**Reading text**
##########

What can be said of a man like Payton Sherwood? Is he a man without a city? Is he a man in search of a life he once had that is now out of reach and a neighborhood he once knew but is now foreign to him?
First let me begin by being positive. I believe Mr. Atwood is a talented writer. He writes with a certain flair for analogies that I envy. "The music was beating too loud to be polite, brute force was necessary to make any headway. I felt like a blood clot in the midst of angina." Mr. Atwood also captures the real essence of the people of Payton's neighborhood from the initially unknown Gloria through all the characters Payton meets along the way. Unfortunately most of those meetings wind up being detrimental to Payton's health. Mr. Atwood also does this with a great sense of humor. "The milkman swore. Then swore down at me, using his boot for punctuation. Talk about your lactose intolerants." As well as, "My eyes opened to a rose hue, but at least I could see out of both again. If I believed what I saw: a fuzzy blue house slipper tap-tapping the sidewalk in front of my face. Sprouting from it, a hairy, walnut-brown ankle growing up into a knobby knee. To see more of him, I had to turn over."

##########

**Records to use**
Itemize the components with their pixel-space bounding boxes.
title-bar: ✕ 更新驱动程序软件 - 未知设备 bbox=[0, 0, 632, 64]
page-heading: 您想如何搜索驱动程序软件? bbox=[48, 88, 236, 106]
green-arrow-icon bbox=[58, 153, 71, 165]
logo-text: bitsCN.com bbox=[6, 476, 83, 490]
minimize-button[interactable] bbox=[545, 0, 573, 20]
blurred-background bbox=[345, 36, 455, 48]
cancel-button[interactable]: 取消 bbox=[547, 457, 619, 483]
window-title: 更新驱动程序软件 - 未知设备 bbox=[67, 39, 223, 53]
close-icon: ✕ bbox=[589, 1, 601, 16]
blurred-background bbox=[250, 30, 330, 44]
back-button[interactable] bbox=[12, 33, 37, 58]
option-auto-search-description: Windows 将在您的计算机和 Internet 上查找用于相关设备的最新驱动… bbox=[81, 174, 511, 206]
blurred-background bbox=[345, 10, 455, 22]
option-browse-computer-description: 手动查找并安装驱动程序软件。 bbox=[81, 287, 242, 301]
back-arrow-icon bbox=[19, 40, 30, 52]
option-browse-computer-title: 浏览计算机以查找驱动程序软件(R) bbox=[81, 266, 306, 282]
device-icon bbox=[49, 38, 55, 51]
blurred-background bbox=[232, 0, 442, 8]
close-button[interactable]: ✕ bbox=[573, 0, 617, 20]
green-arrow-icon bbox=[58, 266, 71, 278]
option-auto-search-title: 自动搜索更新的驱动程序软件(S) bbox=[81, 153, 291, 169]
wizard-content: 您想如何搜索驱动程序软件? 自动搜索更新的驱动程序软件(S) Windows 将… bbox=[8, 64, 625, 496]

##########

**Short problem A**
According to the book review, what does Mr. Atwood have a flair for?
**Short problem B**
Report how many lines of the entries contain the string "green", with case counting. Give only the number.

**Full output A**
Analogies.

**Full output B**
2